__DATA FOR ANALYSIS__
* * * *
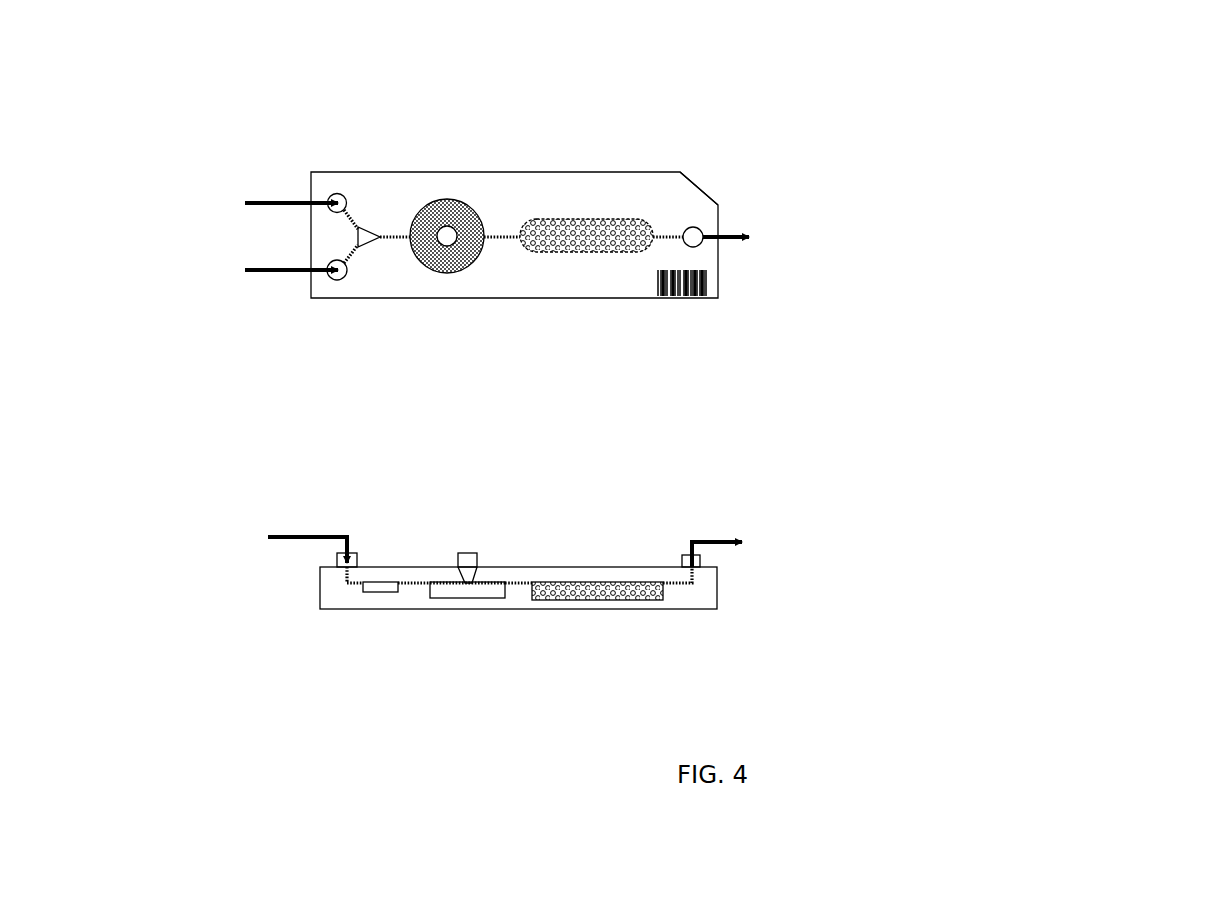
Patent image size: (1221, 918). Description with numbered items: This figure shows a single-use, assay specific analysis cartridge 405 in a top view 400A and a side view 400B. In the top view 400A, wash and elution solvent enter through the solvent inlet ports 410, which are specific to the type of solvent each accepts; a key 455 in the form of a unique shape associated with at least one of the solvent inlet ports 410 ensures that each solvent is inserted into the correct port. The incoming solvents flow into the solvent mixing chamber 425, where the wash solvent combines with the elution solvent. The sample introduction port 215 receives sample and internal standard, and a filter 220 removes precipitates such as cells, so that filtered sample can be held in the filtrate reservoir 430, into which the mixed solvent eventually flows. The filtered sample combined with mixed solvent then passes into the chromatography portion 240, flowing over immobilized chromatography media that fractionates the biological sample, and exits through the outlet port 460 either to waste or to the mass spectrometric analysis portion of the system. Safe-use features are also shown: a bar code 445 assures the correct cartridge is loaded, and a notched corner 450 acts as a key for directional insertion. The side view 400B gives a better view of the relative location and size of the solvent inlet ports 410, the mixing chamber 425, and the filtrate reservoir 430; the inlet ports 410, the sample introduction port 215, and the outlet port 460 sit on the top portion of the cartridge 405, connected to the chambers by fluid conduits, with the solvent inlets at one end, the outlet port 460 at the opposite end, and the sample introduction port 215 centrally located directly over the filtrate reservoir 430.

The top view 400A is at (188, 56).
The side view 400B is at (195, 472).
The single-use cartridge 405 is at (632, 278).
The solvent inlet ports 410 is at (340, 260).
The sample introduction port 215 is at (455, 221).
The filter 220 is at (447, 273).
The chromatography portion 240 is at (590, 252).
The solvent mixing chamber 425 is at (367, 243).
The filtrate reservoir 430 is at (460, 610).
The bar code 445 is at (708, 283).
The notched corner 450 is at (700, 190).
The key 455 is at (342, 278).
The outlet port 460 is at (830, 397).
* * * *
__WORK REQUEST__
Only the pictures are to be left out; copy all the remaining material above exactly.

__TASK OUTPUT__
Patent image size: (1221, 918). Description with numbered items: This figure shows a single-use, assay specific analysis cartridge 405 in a top view 400A and a side view 400B. In the top view 400A, wash and elution solvent enter through the solvent inlet ports 410, which are specific to the type of solvent each accepts; a key 455 in the form of a unique shape associated with at least one of the solvent inlet ports 410 ensures that each solvent is inserted into the correct port. The incoming solvents flow into the solvent mixing chamber 425, where the wash solvent combines with the elution solvent. The sample introduction port 215 receives sample and internal standard, and a filter 220 removes precipitates such as cells, so that filtered sample can be held in the filtrate reservoir 430, into which the mixed solvent eventually flows. The filtered sample combined with mixed solvent then passes into the chromatography portion 240, flowing over immobilized chromatography media that fractionates the biological sample, and exits through the outlet port 460 either to waste or to the mass spectrometric analysis portion of the system. Safe-use features are also shown: a bar code 445 assures the correct cartridge is loaded, and a notched corner 450 acts as a key for directional insertion. The side view 400B gives a better view of the relative location and size of the solvent inlet ports 410, the mixing chamber 425, and the filtrate reservoir 430; the inlet ports 410, the sample introduction port 215, and the outlet port 460 sit on the top portion of the cartridge 405, connected to the chambers by fluid conduits, with the solvent inlets at one end, the outlet port 460 at the opposite end, and the sample introduction port 215 centrally located directly over the filtrate reservoir 430.

The top view 400A is at (188, 56).
The side view 400B is at (195, 472).
The single-use cartridge 405 is at (632, 278).
The solvent inlet ports 410 is at (340, 260).
The sample introduction port 215 is at (455, 221).
The filter 220 is at (447, 273).
The chromatography portion 240 is at (590, 252).
The solvent mixing chamber 425 is at (367, 243).
The filtrate reservoir 430 is at (460, 610).
The bar code 445 is at (708, 283).
The notched corner 450 is at (700, 190).
The key 455 is at (342, 278).
The outlet port 460 is at (830, 397).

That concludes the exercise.